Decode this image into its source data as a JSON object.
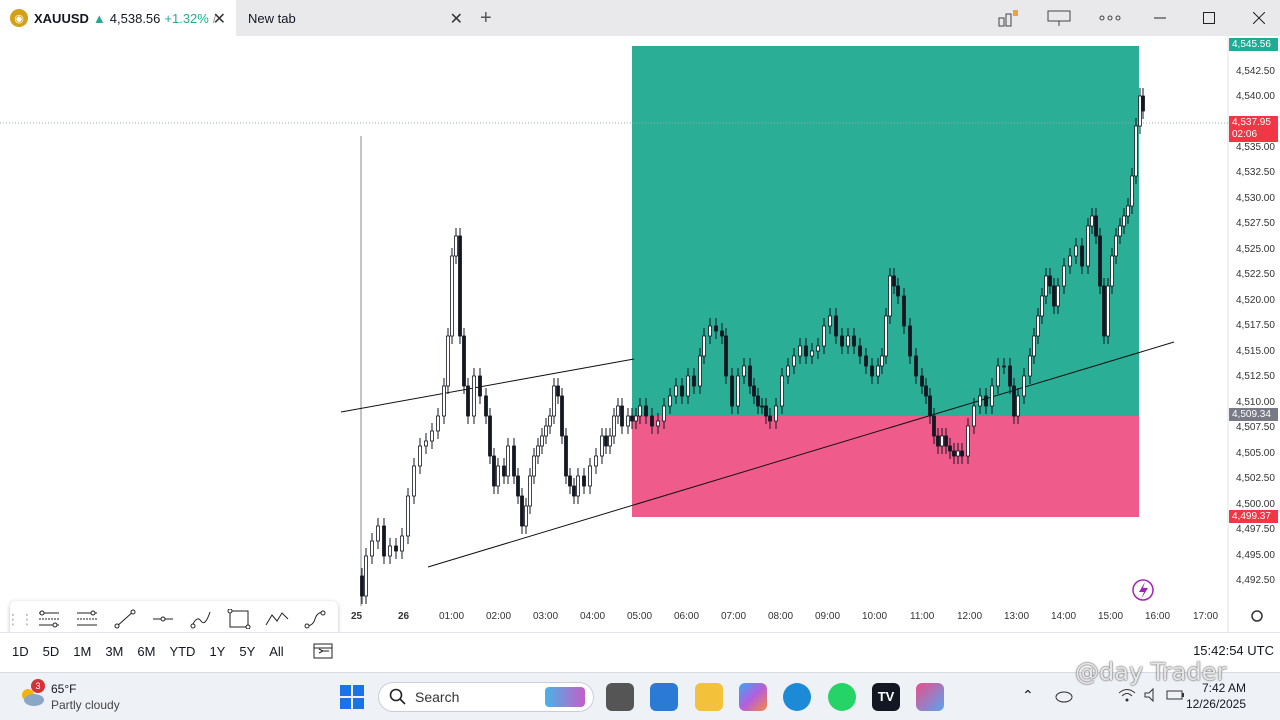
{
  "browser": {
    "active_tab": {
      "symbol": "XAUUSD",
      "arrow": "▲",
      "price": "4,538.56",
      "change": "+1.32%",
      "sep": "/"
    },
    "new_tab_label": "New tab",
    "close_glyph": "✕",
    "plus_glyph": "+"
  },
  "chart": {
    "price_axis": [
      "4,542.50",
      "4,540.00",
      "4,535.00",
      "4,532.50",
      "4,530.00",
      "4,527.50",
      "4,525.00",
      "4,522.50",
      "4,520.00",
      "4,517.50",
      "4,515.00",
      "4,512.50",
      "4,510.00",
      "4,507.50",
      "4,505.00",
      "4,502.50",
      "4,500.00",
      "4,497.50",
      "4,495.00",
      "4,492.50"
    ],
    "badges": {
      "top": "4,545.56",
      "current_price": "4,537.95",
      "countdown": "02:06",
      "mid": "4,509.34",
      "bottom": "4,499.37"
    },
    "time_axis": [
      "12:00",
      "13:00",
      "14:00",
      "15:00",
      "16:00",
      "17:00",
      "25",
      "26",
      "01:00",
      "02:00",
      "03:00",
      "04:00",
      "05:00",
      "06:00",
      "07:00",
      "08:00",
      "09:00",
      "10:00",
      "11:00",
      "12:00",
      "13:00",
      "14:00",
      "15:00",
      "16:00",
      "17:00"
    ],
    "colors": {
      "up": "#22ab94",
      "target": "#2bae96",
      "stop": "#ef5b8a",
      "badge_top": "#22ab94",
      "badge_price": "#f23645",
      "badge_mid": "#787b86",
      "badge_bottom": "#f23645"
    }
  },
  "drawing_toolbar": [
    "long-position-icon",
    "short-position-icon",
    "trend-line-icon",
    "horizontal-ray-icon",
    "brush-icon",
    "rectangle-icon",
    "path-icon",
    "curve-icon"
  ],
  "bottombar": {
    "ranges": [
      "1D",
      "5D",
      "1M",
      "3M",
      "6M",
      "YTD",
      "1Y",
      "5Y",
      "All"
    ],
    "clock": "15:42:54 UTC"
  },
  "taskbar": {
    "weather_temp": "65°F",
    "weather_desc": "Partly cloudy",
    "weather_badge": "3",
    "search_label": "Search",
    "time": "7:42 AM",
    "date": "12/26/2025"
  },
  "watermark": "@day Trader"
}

★ ★ ★ ★ ★

● STATED PROBLEM
Copy out each line exactly, without the pictures.

● FINISHED EXERCISE
Decode this image into its source data as a JSON object.
{
  "browser": {
    "active_tab": {
      "symbol": "XAUUSD",
      "arrow": "▲",
      "price": "4,538.56",
      "change": "+1.32%",
      "sep": "/"
    },
    "new_tab_label": "New tab",
    "close_glyph": "✕",
    "plus_glyph": "+"
  },
  "chart": {
    "price_axis": [
      "4,542.50",
      "4,540.00",
      "4,535.00",
      "4,532.50",
      "4,530.00",
      "4,527.50",
      "4,525.00",
      "4,522.50",
      "4,520.00",
      "4,517.50",
      "4,515.00",
      "4,512.50",
      "4,510.00",
      "4,507.50",
      "4,505.00",
      "4,502.50",
      "4,500.00",
      "4,497.50",
      "4,495.00",
      "4,492.50"
    ],
    "badges": {
      "top": "4,545.56",
      "current_price": "4,537.95",
      "countdown": "02:06",
      "mid": "4,509.34",
      "bottom": "4,499.37"
    },
    "time_axis": [
      "12:00",
      "13:00",
      "14:00",
      "15:00",
      "16:00",
      "17:00",
      "25",
      "26",
      "01:00",
      "02:00",
      "03:00",
      "04:00",
      "05:00",
      "06:00",
      "07:00",
      "08:00",
      "09:00",
      "10:00",
      "11:00",
      "12:00",
      "13:00",
      "14:00",
      "15:00",
      "16:00",
      "17:00"
    ],
    "colors": {
      "up": "#22ab94",
      "target": "#2bae96",
      "stop": "#ef5b8a",
      "badge_top": "#22ab94",
      "badge_price": "#f23645",
      "badge_mid": "#787b86",
      "badge_bottom": "#f23645"
    }
  },
  "drawing_toolbar": [
    "long-position-icon",
    "short-position-icon",
    "trend-line-icon",
    "horizontal-ray-icon",
    "brush-icon",
    "rectangle-icon",
    "path-icon",
    "curve-icon"
  ],
  "bottombar": {
    "ranges": [
      "1D",
      "5D",
      "1M",
      "3M",
      "6M",
      "YTD",
      "1Y",
      "5Y",
      "All"
    ],
    "clock": "15:42:54 UTC"
  },
  "taskbar": {
    "weather_temp": "65°F",
    "weather_desc": "Partly cloudy",
    "weather_badge": "3",
    "search_label": "Search",
    "time": "7:42 AM",
    "date": "12/26/2025"
  },
  "watermark": "@day Trader"
}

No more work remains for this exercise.